> [SHORT EXERCISE]
Write what comes next in the piece on abstract cognitive enablers and moral development, starting right after its final sentence.

> [SOURCE DOCUMENT]
▬▬▬▬▬▬▬▬▬▬

Cognitive Development, Cognitive Enablers

The Role of Abstract Cognitive Enablers on Moral Development

At one time moral development was one of the central missions of higher education. Somehow, this part of the role of higher education got lost. Education was separated from religion, morals became ethics, and what was lost was the responsibility of higher education to bring goodness to society. Education has become valueless as far as instilling in students what makes citizens, and people in general, good people.

Our society, as a whole, should have moved away from black and white or good and bad as the way to understand the world. However, too many in our society see the world that way, and the need for having values that build a better society is greater than ever before.

We know that our institutions of higher education have failed to teach abstract cognitive enablers. Almost half of the students show no improvement in their concrete cognitive enablers (reading, writing, numeracy, and problem-solving) let alone any development in abstract cognitive enablers. Forty percent of graduates demonstrate no development in cognitive enablers with another 50% showing narrow development in abstract thinking that is only occasionally used because abstract thinking is hard work. Even those who learn some abstract cognitive enablers (including many of the faculty members at many institutions), because of the problem of transference in learning, their advanced cognitive enablers that have been learned have been learned in subject silos and are not transferred to other domains. Our broad liberal arts education that was initially designed to teach abstract cognitive enablers skills across a wide variety of subjects in order to overcome the problem of transference is a thing of the past. This leaves the vast majority of our society, educated or not, operating most of the time at a concrete operational stage of thinking. Formal operational thinking is out of reach for most adults in our society.

What does this lack of learning have to do with moral development?  The progression through the cognitive stages of development maps closely to the progression through the stages of moral development.

Moral Development

Cognitive Development





2 Follow rules when it is in their immediate interest. What is good is what brings pleasant results. 3 Use symbols to represent the world around them. Tend to be egocentric and struggle to see things from the perspective of others. Think about things in very concrete terms.
3 Moral actions are those that live up to the expectations of the family or other significant groups. “Being good” becomes important for its own sake. 4 Begin to thinking logically about concrete events. Thinking becomes more logical and organized, but still very concrete. Begin using inductive logic, or reasoning from specific information to a general principle.
4 Moral actions are those so defined by larger social groups or society as a whole. One should fulfill duties one has agreed to and uphold laws, except in extreme cases. 5 Begins to think abstractly and reason about hypothetical problems as abstract thought emerges. Begin to think more about moral, philosophical, ethical, social, and political issues that require theoretical and abstract reasoning. Begin to use deductive logic, or reasoning from a general principle to specific information.
5 This stage involves acting so as to achieve the “greatest good for the greatest number.” The teenager or adult is aware that most values are relative and laws are changeable, although rules should be upheld to preserve the social order. Still, there are some basic absolute values, such as the importance of each person’s life and liberty.

▬▬▬▬▬▬▬▬▬▬

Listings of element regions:
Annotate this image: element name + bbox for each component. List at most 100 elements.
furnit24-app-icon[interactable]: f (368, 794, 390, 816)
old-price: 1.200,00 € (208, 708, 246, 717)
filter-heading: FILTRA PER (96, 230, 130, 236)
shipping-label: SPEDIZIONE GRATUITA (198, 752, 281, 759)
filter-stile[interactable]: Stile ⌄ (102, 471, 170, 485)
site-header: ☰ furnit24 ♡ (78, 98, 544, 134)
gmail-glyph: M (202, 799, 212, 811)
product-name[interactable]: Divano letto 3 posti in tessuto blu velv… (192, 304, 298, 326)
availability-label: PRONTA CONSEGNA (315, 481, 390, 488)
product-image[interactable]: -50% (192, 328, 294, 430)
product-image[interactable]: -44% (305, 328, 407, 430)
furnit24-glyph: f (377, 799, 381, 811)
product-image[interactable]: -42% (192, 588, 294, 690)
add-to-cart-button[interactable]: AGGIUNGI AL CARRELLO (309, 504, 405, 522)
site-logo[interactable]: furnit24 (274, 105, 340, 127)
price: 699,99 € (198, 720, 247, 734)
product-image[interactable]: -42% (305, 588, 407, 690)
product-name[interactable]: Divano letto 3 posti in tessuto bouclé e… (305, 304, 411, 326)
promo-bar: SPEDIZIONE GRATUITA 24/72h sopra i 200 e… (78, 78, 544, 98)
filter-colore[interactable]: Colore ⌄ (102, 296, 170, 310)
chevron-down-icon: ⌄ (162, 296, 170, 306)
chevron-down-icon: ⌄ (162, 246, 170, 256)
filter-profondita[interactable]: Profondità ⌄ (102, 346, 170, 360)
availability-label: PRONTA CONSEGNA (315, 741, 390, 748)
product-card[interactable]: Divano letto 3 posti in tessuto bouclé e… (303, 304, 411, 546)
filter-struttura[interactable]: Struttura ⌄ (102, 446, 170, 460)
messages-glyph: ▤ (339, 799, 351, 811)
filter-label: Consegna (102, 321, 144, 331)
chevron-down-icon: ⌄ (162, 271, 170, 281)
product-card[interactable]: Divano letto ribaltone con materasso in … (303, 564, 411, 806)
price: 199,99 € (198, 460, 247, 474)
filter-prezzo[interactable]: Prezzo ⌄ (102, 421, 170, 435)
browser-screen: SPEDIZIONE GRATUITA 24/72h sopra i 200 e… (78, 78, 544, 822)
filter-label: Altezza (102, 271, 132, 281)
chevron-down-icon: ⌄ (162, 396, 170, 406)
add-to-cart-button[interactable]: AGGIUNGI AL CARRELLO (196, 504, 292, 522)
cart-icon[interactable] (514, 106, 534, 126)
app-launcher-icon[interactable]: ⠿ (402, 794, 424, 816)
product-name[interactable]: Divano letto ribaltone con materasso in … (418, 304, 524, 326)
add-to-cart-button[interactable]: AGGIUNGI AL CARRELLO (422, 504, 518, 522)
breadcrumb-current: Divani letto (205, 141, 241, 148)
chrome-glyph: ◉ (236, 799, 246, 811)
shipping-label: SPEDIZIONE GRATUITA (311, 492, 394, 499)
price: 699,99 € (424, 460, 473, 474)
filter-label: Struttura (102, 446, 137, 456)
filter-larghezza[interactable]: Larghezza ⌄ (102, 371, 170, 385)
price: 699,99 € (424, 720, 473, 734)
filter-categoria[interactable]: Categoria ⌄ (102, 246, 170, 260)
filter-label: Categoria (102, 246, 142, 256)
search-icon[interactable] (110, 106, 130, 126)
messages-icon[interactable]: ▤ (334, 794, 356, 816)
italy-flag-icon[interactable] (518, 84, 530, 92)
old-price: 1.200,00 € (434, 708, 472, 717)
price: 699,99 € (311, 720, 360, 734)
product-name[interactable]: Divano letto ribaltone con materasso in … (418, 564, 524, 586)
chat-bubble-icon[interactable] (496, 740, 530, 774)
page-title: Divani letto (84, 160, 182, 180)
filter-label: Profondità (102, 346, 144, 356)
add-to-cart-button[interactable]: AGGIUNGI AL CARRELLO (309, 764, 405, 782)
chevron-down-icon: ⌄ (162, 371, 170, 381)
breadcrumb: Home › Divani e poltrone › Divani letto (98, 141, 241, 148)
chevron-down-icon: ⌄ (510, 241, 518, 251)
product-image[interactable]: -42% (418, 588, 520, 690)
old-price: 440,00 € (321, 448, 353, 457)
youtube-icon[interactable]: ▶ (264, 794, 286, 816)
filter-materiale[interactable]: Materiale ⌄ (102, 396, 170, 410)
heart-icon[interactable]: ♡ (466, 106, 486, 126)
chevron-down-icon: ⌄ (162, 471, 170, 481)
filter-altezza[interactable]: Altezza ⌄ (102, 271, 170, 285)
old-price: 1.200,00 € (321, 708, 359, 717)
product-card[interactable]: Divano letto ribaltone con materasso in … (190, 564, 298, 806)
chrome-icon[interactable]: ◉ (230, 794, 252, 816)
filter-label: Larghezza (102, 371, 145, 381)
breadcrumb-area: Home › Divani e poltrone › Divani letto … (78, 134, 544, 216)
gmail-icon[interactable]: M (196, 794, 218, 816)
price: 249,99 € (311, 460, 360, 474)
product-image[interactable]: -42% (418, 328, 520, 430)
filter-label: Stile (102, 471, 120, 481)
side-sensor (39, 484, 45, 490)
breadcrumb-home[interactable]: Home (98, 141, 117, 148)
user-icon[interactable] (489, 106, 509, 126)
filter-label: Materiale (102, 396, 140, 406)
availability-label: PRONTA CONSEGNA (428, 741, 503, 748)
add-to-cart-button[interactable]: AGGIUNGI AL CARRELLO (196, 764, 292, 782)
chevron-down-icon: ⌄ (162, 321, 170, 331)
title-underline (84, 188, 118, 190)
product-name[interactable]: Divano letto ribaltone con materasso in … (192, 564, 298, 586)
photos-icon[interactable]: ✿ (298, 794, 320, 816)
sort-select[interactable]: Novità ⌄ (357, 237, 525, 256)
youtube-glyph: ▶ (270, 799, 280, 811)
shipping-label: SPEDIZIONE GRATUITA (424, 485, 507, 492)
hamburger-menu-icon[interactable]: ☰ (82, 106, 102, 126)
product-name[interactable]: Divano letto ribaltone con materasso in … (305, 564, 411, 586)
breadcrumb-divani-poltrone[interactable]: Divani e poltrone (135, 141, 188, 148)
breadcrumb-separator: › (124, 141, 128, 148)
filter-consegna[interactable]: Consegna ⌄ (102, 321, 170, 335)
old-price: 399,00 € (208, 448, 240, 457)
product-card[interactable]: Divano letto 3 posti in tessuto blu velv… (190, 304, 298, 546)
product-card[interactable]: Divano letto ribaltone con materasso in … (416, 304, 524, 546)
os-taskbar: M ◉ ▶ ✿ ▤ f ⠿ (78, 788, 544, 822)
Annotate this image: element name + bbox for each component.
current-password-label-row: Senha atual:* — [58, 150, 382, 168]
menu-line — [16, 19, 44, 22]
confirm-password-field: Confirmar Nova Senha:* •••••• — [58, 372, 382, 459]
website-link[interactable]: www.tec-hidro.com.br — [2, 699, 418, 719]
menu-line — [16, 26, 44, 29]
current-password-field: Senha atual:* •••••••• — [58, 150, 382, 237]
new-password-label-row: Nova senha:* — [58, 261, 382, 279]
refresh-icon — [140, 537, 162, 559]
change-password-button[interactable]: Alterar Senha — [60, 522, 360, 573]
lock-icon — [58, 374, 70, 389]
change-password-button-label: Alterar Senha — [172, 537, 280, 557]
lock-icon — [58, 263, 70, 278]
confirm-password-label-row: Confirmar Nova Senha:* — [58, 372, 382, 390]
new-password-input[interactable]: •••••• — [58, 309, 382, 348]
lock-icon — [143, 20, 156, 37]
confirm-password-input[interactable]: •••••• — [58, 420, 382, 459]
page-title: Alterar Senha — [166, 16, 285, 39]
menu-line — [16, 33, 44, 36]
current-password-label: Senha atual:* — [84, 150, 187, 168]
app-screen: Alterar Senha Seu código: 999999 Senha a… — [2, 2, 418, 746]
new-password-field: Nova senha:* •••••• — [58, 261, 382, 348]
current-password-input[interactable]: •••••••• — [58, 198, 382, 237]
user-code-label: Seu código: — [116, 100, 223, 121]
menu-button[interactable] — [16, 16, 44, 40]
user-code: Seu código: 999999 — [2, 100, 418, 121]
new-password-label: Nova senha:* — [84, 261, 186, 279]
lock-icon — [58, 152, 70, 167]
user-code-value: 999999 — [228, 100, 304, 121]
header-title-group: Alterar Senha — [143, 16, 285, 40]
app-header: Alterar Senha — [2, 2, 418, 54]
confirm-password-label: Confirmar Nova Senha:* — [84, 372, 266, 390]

▬▬▬▬▬▬▬▬▬▬

> [EXERCISE RESPONSE]
Approximate Percentage of Adults in Stage

Approximate Percentage of Adults in Stage

2-3 1% 3 2%
3 15% 3-4 16%
3-4 70% 4 65%
4 11% 4-5 15%
4-5 3% 5 2%

The conventional, or concrete, level of cognitive development puts law and order as the most important aspect of moral development. If something is legal, it is right. If something is illegal, it is wrong. The world is largely black and white – right and wrong. When we look at the world around us, this is the state that we find ourselves in. If we look at the table below, we can see that fewer than 15% of adults ever move beyond the black and white stages of moral development

What is wrong with this? Rules are rules, laws are laws, black is black, and white is white! If we look at history, politicians, and people of influence take advantage of this to manipulate and control masses of people. If laws define right or wrong, conformity is the rule. Follow the leader, and if the leader views a change in the laws or norms of society, the vast majority of people will fall in behind and do whatever they are asked to do. Why is this a problem?

Laws can be changed and leaders can normalize behaviors that are morally or ethically wrong. Jews can be targeted and vilified. Tutsi’s can be exterminated. Blacks can be bought and sold like livestock. Indigenous people can be forcibly sent to residential schools. Unarmed black youths can be killed without repercussion. Coloured people can be denied property rights or any voice in society. Islam can be targeted. Christians can be removed. Genocide in Myanmar. These things are not just things of the past but are things of today.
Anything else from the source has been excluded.